TASK DIRECTIONS – Search the listing below for the string "content" and copy every line where it occurs.

* Begin RECORDS *

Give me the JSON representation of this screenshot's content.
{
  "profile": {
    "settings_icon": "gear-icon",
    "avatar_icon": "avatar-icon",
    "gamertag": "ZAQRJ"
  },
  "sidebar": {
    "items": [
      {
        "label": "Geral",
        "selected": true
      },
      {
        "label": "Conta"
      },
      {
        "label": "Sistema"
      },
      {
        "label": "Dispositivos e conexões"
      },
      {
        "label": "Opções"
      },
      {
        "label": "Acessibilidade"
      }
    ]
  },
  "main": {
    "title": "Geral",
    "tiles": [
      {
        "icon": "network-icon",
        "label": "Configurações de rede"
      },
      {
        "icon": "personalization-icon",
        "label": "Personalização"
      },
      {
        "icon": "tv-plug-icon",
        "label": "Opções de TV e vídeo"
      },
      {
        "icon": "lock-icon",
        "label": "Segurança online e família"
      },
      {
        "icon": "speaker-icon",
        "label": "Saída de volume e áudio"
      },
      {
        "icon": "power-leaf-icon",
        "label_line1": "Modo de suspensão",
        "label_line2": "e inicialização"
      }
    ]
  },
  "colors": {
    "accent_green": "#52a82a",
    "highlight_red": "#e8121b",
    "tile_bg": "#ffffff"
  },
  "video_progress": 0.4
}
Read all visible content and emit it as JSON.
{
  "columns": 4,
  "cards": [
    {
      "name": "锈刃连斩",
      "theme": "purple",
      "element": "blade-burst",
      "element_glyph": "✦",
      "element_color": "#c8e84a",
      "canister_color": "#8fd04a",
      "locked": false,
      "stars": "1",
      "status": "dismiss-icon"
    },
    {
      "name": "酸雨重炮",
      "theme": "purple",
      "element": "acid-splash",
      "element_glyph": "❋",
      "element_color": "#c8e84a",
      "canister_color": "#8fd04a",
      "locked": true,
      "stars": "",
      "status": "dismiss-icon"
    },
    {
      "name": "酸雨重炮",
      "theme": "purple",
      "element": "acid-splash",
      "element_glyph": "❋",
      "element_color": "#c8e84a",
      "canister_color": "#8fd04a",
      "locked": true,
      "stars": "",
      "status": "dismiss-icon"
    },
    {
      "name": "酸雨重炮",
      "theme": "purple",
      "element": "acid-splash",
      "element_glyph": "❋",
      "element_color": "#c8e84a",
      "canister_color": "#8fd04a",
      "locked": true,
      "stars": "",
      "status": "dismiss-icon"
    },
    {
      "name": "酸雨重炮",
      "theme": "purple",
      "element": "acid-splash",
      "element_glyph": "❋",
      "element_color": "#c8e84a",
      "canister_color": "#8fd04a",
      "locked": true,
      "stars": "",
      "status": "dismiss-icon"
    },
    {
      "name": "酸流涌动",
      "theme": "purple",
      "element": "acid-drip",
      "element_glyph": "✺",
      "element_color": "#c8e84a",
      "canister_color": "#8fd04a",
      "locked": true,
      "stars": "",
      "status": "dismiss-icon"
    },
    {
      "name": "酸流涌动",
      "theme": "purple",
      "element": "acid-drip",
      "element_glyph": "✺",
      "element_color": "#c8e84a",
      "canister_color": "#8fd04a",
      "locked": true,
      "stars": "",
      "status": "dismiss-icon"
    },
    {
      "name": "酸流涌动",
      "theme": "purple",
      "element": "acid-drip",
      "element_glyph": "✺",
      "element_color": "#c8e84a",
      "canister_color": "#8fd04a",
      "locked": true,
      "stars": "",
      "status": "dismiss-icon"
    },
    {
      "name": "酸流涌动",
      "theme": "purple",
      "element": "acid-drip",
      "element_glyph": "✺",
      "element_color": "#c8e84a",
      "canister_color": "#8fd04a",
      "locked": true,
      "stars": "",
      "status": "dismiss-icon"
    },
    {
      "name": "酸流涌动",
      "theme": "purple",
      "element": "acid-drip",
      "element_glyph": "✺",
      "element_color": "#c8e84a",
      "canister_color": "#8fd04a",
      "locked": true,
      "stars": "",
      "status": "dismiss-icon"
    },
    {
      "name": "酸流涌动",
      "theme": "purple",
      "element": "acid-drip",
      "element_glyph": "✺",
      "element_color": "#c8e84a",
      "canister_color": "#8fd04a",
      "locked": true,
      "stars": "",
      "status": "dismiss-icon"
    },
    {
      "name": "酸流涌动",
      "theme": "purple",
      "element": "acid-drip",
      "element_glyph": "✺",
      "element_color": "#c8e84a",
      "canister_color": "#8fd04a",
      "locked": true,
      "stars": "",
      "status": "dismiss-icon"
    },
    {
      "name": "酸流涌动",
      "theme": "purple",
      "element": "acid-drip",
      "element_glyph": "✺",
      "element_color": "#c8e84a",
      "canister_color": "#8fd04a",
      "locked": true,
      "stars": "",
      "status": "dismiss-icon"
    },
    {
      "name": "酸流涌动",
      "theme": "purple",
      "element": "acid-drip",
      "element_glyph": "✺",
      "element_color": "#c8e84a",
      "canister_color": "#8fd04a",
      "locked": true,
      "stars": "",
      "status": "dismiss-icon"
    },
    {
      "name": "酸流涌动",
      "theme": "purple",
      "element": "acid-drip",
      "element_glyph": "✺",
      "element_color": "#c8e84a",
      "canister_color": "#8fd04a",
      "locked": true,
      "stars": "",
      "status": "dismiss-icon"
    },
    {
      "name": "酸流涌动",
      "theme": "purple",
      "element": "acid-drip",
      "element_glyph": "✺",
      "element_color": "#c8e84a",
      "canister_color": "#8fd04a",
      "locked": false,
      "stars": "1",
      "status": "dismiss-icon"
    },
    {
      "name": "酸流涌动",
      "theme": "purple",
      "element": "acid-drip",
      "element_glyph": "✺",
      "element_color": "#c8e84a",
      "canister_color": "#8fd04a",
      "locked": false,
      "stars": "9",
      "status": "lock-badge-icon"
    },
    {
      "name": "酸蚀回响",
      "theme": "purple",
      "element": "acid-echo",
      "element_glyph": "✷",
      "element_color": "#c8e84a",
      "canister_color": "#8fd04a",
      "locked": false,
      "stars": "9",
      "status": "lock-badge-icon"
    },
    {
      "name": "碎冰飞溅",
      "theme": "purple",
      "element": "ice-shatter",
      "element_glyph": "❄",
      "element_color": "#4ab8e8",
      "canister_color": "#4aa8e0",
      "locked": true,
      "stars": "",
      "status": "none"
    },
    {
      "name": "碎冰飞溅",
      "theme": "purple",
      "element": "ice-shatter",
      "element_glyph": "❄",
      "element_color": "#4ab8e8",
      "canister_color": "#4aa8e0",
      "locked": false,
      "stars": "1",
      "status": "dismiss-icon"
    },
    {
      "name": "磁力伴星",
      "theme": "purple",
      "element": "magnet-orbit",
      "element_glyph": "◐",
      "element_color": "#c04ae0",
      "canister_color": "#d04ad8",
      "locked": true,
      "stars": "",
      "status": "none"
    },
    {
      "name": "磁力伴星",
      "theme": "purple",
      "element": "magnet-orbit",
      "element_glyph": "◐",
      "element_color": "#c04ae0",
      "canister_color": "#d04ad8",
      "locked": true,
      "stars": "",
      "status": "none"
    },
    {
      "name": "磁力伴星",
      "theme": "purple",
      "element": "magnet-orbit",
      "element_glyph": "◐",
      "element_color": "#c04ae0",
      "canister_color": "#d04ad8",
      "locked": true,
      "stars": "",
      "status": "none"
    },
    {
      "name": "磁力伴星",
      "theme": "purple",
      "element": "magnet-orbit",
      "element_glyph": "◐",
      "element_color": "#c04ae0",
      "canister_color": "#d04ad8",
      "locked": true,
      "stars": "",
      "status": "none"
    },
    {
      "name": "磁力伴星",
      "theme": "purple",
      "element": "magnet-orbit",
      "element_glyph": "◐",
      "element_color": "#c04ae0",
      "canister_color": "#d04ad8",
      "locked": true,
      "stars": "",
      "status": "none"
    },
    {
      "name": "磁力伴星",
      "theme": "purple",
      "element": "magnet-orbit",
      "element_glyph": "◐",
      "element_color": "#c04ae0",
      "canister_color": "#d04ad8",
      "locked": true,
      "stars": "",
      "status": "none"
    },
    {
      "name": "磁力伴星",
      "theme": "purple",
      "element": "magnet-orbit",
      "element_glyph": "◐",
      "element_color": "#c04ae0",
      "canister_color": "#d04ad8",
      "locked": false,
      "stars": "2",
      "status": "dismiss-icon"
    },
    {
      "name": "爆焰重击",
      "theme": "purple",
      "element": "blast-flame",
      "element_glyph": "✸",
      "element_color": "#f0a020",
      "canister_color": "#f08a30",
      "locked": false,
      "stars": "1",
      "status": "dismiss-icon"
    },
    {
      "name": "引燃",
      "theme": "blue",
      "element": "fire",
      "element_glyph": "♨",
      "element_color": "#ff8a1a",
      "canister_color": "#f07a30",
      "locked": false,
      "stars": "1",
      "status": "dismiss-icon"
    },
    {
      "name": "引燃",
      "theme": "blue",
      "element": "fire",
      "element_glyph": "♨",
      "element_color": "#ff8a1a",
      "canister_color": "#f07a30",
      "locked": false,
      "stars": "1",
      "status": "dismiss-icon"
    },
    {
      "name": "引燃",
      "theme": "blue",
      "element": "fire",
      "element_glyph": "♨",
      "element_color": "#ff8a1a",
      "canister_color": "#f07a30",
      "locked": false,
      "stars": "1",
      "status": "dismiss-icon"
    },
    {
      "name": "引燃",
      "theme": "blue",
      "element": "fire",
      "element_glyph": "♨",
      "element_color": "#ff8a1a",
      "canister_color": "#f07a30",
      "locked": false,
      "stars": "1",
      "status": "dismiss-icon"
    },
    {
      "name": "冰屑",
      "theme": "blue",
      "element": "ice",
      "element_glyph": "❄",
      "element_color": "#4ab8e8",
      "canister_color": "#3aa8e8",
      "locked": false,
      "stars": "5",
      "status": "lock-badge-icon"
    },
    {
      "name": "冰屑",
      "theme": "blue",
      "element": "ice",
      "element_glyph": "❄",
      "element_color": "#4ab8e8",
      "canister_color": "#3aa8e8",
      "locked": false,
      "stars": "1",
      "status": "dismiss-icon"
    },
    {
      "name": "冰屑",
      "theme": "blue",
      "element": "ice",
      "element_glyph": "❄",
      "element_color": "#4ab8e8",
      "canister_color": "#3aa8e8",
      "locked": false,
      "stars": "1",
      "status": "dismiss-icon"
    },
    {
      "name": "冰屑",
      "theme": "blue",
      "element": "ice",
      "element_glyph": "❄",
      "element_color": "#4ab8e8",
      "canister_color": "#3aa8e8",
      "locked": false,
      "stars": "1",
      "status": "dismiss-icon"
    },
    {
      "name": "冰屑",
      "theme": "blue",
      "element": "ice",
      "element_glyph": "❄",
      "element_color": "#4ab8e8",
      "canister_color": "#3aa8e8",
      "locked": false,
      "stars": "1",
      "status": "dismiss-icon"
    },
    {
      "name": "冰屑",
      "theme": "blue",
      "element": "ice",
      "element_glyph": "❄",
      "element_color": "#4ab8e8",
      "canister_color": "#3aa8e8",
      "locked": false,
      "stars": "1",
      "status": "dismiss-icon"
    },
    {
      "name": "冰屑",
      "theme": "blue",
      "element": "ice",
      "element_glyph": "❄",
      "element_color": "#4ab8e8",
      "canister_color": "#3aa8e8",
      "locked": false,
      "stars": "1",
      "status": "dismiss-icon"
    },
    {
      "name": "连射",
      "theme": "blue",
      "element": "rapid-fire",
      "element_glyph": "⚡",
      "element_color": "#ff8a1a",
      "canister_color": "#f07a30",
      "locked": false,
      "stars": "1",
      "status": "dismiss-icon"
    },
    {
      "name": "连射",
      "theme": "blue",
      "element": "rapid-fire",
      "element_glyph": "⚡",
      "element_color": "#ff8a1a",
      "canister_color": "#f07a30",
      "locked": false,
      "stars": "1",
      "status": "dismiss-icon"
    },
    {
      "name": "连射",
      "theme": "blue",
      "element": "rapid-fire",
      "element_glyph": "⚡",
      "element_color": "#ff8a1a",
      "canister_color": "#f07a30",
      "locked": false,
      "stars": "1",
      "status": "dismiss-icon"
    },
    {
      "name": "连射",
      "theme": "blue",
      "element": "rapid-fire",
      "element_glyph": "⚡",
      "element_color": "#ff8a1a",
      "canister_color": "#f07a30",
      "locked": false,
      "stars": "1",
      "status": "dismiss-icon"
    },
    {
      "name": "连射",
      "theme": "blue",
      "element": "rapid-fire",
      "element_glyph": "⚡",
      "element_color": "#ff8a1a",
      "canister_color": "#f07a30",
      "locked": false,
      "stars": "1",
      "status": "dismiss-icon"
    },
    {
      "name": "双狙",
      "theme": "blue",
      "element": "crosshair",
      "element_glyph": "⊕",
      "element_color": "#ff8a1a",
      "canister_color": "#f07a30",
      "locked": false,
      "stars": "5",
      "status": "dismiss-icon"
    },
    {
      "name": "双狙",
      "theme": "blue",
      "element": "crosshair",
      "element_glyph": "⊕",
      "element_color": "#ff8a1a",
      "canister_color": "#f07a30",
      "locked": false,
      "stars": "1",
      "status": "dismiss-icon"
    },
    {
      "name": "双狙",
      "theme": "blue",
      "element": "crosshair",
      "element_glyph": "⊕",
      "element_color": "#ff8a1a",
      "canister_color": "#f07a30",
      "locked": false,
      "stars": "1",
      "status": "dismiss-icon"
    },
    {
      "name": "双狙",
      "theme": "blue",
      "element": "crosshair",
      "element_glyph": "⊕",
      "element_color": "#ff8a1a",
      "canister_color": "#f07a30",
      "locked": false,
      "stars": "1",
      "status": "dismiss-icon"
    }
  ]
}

* End RECORDS *

TASK OUTPUT –
Give me the JSON representation of this screenshot's content.
Read all visible content and emit it as JSON.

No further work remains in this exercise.